*EXERCISE INSTRUCTIONS*. Give nothing except the number of lines containing the word "help".
═════ SUPPLIED RECORDS ═════
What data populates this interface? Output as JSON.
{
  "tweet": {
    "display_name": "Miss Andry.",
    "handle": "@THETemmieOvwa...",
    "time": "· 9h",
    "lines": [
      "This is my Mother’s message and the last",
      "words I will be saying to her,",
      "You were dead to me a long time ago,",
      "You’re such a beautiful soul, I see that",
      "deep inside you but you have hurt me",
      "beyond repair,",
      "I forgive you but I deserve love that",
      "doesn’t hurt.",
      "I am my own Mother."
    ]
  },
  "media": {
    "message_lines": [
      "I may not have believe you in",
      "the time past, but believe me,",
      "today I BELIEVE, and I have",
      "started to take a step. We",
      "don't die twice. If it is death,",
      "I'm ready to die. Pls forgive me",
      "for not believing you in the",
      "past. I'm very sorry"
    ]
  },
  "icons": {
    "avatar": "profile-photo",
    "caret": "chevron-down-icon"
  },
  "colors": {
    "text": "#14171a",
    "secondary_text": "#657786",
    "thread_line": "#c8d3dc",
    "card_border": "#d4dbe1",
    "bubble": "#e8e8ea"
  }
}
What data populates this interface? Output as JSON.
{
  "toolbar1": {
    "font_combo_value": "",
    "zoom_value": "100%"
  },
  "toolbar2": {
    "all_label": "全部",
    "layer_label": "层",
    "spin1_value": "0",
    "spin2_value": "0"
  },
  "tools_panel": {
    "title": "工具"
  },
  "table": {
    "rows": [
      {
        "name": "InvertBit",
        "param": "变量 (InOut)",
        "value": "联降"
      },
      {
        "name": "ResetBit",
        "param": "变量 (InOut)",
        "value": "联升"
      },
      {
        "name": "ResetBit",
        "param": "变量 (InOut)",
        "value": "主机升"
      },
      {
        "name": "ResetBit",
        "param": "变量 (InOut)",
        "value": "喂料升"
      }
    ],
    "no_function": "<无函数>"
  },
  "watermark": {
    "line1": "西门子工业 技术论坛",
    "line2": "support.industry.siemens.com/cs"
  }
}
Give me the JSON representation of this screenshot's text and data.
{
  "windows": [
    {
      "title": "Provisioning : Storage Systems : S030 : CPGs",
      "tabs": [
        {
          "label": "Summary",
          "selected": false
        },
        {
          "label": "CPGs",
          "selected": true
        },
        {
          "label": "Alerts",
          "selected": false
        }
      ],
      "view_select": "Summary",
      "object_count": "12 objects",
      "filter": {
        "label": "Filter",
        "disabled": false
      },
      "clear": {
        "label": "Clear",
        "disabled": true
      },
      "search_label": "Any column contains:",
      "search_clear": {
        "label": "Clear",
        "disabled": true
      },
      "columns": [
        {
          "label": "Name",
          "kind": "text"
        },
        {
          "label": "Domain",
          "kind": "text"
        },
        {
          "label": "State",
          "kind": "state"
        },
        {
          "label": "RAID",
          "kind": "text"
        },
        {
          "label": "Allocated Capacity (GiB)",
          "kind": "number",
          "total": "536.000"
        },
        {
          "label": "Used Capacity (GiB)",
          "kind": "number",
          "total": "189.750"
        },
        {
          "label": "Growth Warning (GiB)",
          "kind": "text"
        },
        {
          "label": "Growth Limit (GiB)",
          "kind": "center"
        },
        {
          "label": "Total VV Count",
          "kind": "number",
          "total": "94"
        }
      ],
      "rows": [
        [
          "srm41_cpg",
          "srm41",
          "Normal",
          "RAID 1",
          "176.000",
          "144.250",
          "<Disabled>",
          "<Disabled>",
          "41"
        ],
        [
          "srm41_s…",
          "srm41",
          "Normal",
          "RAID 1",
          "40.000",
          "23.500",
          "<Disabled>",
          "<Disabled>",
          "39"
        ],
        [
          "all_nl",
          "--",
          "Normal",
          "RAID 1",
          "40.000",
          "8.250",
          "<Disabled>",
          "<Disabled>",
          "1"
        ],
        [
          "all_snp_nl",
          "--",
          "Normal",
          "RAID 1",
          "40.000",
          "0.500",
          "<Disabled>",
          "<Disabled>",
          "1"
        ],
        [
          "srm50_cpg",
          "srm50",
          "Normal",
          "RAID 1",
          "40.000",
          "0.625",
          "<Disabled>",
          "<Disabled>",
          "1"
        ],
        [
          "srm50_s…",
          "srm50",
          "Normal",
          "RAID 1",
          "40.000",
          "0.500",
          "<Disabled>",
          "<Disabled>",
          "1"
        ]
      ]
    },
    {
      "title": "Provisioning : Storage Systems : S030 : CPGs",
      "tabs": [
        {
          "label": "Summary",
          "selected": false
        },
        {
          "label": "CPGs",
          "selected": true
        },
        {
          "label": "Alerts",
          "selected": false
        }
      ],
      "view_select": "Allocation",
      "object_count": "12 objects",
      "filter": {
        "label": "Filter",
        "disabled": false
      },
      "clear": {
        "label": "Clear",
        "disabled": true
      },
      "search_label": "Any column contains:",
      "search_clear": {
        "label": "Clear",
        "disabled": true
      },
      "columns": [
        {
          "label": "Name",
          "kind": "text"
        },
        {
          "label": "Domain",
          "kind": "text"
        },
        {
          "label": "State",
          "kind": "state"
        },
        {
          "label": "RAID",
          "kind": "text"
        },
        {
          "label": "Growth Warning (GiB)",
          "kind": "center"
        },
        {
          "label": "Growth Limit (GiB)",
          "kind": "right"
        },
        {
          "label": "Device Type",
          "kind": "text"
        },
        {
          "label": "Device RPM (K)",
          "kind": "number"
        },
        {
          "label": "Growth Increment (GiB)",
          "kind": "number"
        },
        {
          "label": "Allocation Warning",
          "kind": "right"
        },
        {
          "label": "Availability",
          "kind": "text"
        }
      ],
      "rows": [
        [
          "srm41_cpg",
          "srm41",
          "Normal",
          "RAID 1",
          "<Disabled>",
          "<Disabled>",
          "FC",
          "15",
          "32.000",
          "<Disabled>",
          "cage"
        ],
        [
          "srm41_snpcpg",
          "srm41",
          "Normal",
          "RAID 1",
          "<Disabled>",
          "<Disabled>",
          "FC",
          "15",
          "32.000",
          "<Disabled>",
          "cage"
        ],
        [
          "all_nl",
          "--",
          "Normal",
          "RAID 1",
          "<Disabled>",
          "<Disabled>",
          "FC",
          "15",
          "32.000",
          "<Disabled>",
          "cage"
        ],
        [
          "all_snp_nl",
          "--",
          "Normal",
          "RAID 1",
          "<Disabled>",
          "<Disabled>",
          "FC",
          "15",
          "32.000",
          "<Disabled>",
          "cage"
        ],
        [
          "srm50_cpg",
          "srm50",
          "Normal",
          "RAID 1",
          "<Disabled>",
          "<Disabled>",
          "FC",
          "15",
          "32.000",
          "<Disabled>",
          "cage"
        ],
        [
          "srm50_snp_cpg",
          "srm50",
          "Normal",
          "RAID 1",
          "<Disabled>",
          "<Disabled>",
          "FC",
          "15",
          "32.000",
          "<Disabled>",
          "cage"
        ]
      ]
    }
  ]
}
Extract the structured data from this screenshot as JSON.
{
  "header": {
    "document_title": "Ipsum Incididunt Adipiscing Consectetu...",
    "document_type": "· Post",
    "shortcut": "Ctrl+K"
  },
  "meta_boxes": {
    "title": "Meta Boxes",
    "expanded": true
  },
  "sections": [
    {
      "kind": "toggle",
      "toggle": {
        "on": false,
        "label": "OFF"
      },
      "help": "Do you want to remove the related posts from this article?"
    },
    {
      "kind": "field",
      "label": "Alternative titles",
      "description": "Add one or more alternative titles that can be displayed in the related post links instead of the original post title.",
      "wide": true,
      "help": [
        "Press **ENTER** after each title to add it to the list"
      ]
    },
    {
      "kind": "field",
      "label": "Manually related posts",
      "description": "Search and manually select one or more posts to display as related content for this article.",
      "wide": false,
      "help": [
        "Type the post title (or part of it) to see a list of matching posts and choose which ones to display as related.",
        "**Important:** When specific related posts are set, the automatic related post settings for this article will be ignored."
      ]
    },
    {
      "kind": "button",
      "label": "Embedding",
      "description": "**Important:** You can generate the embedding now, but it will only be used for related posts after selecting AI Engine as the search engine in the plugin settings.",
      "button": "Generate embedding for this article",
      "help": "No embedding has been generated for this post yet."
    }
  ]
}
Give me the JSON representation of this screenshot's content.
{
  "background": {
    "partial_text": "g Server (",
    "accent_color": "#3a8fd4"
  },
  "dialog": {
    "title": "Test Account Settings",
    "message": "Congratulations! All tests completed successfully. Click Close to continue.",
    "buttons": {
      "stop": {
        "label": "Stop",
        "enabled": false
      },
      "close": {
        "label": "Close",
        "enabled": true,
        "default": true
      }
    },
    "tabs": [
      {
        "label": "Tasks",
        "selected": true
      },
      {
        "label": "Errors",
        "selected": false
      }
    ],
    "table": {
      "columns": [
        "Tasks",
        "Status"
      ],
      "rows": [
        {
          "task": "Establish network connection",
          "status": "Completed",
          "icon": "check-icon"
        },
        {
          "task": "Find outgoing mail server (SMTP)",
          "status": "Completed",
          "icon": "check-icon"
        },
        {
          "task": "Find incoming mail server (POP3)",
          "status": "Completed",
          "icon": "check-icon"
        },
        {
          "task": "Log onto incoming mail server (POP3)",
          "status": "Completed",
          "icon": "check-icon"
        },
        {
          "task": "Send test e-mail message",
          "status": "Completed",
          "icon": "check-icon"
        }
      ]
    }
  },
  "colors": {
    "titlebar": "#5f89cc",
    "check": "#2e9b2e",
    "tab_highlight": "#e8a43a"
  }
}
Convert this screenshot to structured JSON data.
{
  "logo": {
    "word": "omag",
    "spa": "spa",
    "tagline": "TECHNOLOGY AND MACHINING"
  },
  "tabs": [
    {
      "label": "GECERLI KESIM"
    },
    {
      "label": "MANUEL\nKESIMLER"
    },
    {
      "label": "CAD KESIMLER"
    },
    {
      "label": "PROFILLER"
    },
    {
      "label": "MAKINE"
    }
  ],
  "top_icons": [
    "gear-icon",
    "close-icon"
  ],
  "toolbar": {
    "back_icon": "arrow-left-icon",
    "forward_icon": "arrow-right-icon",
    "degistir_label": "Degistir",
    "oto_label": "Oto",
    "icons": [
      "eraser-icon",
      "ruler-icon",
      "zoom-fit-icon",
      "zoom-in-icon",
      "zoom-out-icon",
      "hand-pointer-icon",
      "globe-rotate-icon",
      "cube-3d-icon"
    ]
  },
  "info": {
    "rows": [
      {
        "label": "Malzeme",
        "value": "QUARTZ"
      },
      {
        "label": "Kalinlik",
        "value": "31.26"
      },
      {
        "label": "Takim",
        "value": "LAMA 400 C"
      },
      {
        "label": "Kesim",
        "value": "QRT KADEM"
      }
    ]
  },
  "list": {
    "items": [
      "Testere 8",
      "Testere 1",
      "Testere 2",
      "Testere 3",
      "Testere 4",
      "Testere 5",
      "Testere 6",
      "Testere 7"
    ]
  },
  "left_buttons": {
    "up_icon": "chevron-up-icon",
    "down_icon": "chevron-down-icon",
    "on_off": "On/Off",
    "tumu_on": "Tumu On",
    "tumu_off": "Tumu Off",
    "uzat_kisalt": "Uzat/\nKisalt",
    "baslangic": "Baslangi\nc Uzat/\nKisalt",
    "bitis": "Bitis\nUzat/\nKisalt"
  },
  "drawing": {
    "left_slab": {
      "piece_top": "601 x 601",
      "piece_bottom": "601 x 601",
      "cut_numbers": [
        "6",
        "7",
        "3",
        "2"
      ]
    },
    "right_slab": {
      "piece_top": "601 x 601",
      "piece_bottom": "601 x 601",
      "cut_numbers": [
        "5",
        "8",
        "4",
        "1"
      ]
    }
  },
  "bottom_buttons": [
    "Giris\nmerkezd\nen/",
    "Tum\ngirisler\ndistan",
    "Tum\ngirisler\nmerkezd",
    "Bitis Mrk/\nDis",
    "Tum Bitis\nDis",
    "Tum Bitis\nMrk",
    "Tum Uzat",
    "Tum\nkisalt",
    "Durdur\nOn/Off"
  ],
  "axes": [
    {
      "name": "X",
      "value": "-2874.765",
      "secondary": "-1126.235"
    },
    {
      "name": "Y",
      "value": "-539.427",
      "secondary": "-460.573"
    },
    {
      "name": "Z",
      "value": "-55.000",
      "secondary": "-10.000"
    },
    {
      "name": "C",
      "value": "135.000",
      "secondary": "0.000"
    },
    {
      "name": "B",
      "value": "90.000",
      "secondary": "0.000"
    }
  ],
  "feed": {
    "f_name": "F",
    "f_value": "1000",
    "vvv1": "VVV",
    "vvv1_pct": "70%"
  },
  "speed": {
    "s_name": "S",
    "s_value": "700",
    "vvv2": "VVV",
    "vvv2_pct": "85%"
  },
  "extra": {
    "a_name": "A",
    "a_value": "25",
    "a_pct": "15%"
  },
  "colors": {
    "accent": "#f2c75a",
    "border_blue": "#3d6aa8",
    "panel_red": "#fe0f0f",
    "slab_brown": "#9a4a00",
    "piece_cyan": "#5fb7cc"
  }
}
═════
*ANSWER FOR THE TASK*. 4